* [AUFGABEN]:
1/ Nenne alle Länder, die in der Diskussion über Volksabstimmungen erwähnt werden.
2/ Führe die Diskussion über Volksabstimmungen bitte im Anschluss an den letzten Beitrag weiter.

* [EXTRAHIERTER TEXT]:
§ §

Über 50% scheint es egal zu sein. Ich denke aber, der Souverän ist von seinen Angestellten mal wieder nicht ausreichend informiert worden. Besonders über die Gefahren und Kontroolmöglichkeiten nicht.
Dieser Souverän muss, wenn er einer sein will, schon selbst mitdenken und sich informieren.
Das sind wieder so Weisheiten, die beim Entstehen von der ersten Synapse direkt zum Ausgang geleitet werden.
Zwei Synapsen weiter würde sich der Souverän fragen, wofür er Angestellte hat. Ob er sich bei jedem Thema bis in die letzte Verästelung selbst einlesen muss. Und woher er die Informationen bekommt, die Fachleute den Angestellten für sein Steuergeld zur Verfügung stellen.
Sie sind kein Chef einer Firma. Wenn die Angestellten dem Chef nicht alle Zahlen, Prognosen, Risiken und Erfolgschancen ordentlich aufbereitet präsentieren, kann der Chef nicht die richtigen Entscheidungen treffen.
Ja, in der Schweiz gibt es Volksabstimmungen, das Volk hat entschieden. In Deutschland gibt es das noch nicht und so lange das nicht so ist, müssen wir auch nicht handeln. Ich bin für Volksabstimmungen, nur so sieht gelebte Demokratie aus, ob der Nachbar ein E-Auto hat, oder einen Pool, oder kurze Hosen trägt, seine Entscheidung. Wer gerne Fahrrad fährt, kann auch nach Holland auswandern.
Ob 75% Kartellparteien wählen, welche totale Überwachung umsetzen oder es in einem Referendum die meisten direkt wünschen – was ist der Unterschied? In beiden Fällen wird westliche suizidale Dekadenz sichtbar. Zumindest westeuropäische, vielleicht ist es in den USA besser.
Für mich macht es einen Unterschied, da sagt einer, mit mir gibt es keine neuen Schulden, oder ich bestimme, es gibt keine neuen Schulden. Das Ergebnis ist auf jeden Fall ein anderes.
In den USA vielleicht, in Australien eher nicht – dort soll Zensur jeder Kritik am Klimagemurkse zu den „Menschenrechten“ gehören: https://tkp.at/2025/09/30/menschenrechtskommission-fordert-zensur-von-klimawandelkritik/
Was haben die Westler bloß in den Köpfen? Und dann beschweren sich Manche, wenn wer die westliche „Zivilisation“ als längst gefallen ansieht.
Na ja, dann sollte man aber auch die Ergebnnisse von Volksabstimmungen akzeptieren, und nicht nur dann, wenn sie einem in den eigenen Kram passen. Mit der niedrigen Wahlbeteiligung zu arguimentieren ist auch nicht lauter. Denn die Menschen, die nicht dafür gestimmt haben, haben ebensowenig dagegen gestimmt.
Na ja, ich habe nie von eine niedrigen Wahlbeteiligung gesprochen!
Es wird immer wo anders geschaut, die haben, warum nicht auch wir?
Kinder argumentieren gerne, alle in der Klasse haben schon ein Smartphone, nur ich nicht, nur wir sind erwachsen, haben wir nicht schon genug Probleme, sollte wir diese nicht mal erst lösen und nicht die Wähler anlügen, nur um Bundeskanzler zu werden? In der Wirtschaft wäre es ein Kündigungsgrund!

§ §

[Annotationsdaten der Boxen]
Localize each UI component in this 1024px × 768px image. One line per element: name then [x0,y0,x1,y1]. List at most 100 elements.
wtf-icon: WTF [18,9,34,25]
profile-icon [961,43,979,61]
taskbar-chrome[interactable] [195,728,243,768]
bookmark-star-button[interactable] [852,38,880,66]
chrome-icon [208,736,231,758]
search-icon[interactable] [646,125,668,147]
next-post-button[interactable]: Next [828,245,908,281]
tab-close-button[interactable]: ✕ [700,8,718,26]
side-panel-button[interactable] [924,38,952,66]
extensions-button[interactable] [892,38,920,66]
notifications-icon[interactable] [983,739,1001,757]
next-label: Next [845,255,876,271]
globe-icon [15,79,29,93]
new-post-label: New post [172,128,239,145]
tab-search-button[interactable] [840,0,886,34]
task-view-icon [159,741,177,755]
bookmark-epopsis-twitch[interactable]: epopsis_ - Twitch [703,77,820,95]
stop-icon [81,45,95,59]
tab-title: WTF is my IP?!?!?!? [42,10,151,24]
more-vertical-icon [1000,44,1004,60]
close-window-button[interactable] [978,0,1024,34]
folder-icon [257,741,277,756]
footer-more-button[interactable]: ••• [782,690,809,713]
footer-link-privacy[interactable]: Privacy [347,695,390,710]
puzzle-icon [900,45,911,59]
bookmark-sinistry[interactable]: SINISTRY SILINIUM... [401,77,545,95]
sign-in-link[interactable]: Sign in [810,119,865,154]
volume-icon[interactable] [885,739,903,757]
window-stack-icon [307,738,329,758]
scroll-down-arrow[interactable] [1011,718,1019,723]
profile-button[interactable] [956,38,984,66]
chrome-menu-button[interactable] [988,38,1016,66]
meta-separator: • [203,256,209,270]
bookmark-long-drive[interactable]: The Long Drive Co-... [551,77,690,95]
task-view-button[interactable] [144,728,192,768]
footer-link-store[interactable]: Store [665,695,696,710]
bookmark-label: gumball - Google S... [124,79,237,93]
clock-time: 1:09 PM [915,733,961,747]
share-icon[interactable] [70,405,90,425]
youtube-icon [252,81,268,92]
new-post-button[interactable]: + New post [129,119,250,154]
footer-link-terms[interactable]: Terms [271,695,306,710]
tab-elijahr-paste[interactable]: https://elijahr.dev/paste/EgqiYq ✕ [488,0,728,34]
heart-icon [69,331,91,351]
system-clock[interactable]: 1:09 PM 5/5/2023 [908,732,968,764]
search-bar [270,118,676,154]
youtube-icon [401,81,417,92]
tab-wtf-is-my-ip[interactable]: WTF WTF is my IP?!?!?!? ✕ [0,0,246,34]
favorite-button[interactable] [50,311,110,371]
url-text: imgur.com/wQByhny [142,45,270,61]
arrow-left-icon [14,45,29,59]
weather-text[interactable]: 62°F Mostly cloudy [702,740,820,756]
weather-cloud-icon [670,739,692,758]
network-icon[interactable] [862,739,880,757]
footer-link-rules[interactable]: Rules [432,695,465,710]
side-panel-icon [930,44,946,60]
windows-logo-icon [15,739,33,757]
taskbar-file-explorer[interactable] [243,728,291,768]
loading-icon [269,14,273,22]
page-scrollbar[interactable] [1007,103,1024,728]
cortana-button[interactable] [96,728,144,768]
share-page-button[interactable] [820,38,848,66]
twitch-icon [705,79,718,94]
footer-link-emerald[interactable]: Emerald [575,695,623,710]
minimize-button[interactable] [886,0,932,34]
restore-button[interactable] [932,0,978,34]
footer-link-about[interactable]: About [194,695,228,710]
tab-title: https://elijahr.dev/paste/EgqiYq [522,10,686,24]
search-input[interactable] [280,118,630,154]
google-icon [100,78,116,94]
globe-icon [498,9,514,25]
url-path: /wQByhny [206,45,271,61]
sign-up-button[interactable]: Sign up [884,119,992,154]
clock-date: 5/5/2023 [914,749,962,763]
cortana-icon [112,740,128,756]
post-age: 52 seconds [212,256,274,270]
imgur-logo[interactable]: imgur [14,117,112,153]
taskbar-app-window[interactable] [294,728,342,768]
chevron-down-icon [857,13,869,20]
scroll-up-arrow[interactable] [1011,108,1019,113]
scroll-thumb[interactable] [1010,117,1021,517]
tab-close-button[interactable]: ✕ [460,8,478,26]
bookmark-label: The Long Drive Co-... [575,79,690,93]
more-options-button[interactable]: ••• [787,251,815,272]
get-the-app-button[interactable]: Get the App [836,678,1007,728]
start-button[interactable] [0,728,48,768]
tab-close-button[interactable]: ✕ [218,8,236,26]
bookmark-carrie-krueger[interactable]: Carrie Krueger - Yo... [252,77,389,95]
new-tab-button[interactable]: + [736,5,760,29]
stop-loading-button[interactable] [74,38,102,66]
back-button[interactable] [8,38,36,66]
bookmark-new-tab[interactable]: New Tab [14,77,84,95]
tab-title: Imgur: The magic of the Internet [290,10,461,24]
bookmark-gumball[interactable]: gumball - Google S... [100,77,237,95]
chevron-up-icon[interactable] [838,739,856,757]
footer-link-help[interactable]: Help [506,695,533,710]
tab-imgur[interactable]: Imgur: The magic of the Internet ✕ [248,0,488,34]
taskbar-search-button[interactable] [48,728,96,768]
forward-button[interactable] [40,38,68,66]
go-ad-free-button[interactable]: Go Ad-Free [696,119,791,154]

§ §

* [ERWARTETE ANTWORTEN]:
1/ Schweiz, Deutschland, Holland, USA, Australien

2/
Warum wird mein Kommentar nicht freigeschaltet?
Mit welcher Propaganda haben sie diesen Irrsinn der schweizer Mehrheit als etwas Erstrebenswertes verkauft?
Das würde mich ernsthaft interessieren.
Es ist nicht zu fassen, was aus der Schweiz geworden ist.
Zitat: „„Wir haben es im realen Leben auch gern, wenn wir wissen, mit wem wir es zu tun haben. Warum sollte das im Internet anders sein?“ Das fragt, ganz unschuldig, der Schweizer Justizminister Beat Jans (SP).“ > Was ist das denn wieder für ein Bullshitgelaber und volksverblödender dämlicher Spruch??! Wenn ich zum Beispiel mit den Öffis fahre, beim Einkaufen bin, in der City auf der Bank sitze, im Schwimmbad bin, im Park spazieren gehe, aufm Konzert bin (usw, usf) und hier dann mit irgendjemanden ins Gespräch komme, dann möchte ICH bei weitem NICHT wissen mit wem ich mich unterhalten UND… Mehr
> UND ich möchte noch weniger, dass die mir fremde Person einfach erkennen kann und am wissen ist wer ich bin.
Im Dortmunder Museum DASA gibt es einen Teil mit historischen SF-Dysotopien – darunter ein Video, wie man auf der Straße etliche Infos über jeden Passanten angezeigt bekommt, mit dem Namen angefangen. Die Liebhaber-Namen, Kontostand usw. Die Schweiz ist gerade der Verwirklichung dieser Dysotopie einen Schritt näher. https://www.dasa-dortmund.de/ausstellungen/arbeit-und-wandel
Auf der Webseite sieht man, wie zwei Frauen solche Videos schauen. In einem anderen kündigt KI einem Herrn die Gesundheitsversicherung, weil sich dieser unerlaubterweise eine Pizza bestellte.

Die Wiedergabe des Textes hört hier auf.